→ **Available data**
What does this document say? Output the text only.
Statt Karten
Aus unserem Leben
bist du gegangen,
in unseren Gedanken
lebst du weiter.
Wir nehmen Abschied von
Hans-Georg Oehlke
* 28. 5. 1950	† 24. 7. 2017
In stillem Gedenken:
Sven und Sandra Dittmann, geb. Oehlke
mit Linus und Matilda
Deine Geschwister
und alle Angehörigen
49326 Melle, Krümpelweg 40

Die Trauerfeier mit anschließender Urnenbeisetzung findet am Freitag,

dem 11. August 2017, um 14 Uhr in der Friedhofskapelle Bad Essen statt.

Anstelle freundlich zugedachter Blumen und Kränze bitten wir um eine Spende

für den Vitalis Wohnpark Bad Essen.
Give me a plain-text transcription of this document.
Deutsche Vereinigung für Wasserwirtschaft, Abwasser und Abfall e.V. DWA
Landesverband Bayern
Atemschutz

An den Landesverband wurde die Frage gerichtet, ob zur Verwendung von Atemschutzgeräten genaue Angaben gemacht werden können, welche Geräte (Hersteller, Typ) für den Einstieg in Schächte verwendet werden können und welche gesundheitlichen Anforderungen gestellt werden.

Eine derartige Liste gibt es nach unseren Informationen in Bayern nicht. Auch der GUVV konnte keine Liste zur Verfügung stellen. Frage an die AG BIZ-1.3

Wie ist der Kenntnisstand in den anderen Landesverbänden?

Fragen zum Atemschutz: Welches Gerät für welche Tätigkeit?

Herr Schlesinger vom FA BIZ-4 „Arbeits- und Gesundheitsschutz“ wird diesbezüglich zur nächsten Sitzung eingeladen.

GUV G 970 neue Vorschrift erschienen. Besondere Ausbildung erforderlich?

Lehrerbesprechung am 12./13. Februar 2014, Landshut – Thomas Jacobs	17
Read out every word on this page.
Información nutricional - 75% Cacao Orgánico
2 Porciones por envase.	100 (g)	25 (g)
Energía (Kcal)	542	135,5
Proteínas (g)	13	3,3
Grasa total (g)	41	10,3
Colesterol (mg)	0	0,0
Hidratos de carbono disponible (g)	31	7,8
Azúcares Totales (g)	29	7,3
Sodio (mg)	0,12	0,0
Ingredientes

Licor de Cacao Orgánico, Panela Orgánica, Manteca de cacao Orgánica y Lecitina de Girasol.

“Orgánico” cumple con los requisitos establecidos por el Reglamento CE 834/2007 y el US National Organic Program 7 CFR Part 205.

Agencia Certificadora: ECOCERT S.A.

→ **The request**
Every entry must be quoted exactly as it appears above.

→ **Reply to the task**
What does this document say? Output the text only.
Statt Karten
Aus unserem Leben
bist du gegangen,
in unseren Gedanken
lebst du weiter.
Wir nehmen Abschied von
Hans-Georg Oehlke
* 28. 5. 1950	† 24. 7. 2017
In stillem Gedenken:
Sven und Sandra Dittmann, geb. Oehlke
mit Linus und Matilda
Deine Geschwister
und alle Angehörigen
49326 Melle, Krümpelweg 40

Die Trauerfeier mit anschließender Urnenbeisetzung findet am Freitag,

dem 11. August 2017, um 14 Uhr in der Friedhofskapelle Bad Essen statt.

Anstelle freundlich zugedachter Blumen und Kränze bitten wir um eine Spende

für den Vitalis Wohnpark Bad Essen.
Give me a plain-text transcription of this document.
Deutsche Vereinigung für Wasserwirtschaft, Abwasser und Abfall e.V. DWA
Landesverband Bayern
Atemschutz

An den Landesverband wurde die Frage gerichtet, ob zur Verwendung von Atemschutzgeräten genaue Angaben gemacht werden können, welche Geräte (Hersteller, Typ) für den Einstieg in Schächte verwendet werden können und welche gesundheitlichen Anforderungen gestellt werden.

Eine derartige Liste gibt es nach unseren Informationen in Bayern nicht. Auch der GUVV konnte keine Liste zur Verfügung stellen. Frage an die AG BIZ-1.3

Wie ist der Kenntnisstand in den anderen Landesverbänden?

Fragen zum Atemschutz: Welches Gerät für welche Tätigkeit?

Herr Schlesinger vom FA BIZ-4 „Arbeits- und Gesundheitsschutz“ wird diesbezüglich zur nächsten Sitzung eingeladen.

GUV G 970 neue Vorschrift erschienen. Besondere Ausbildung erforderlich?

Lehrerbesprechung am 12./13. Februar 2014, Landshut – Thomas Jacobs	17
Read out every word on this page.
Información nutricional - 75% Cacao Orgánico
2 Porciones por envase.	100 (g)	25 (g)
Energía (Kcal)	542	135,5
Proteínas (g)	13	3,3
Grasa total (g)	41	10,3
Colesterol (mg)	0	0,0
Hidratos de carbono disponible (g)	31	7,8
Azúcares Totales (g)	29	7,3
Sodio (mg)	0,12	0,0
Ingredientes

Licor de Cacao Orgánico, Panela Orgánica, Manteca de cacao Orgánica y Lecitina de Girasol.

“Orgánico” cumple con los requisitos establecidos por el Reglamento CE 834/2007 y el US National Organic Program 7 CFR Part 205.

Agencia Certificadora: ECOCERT S.A.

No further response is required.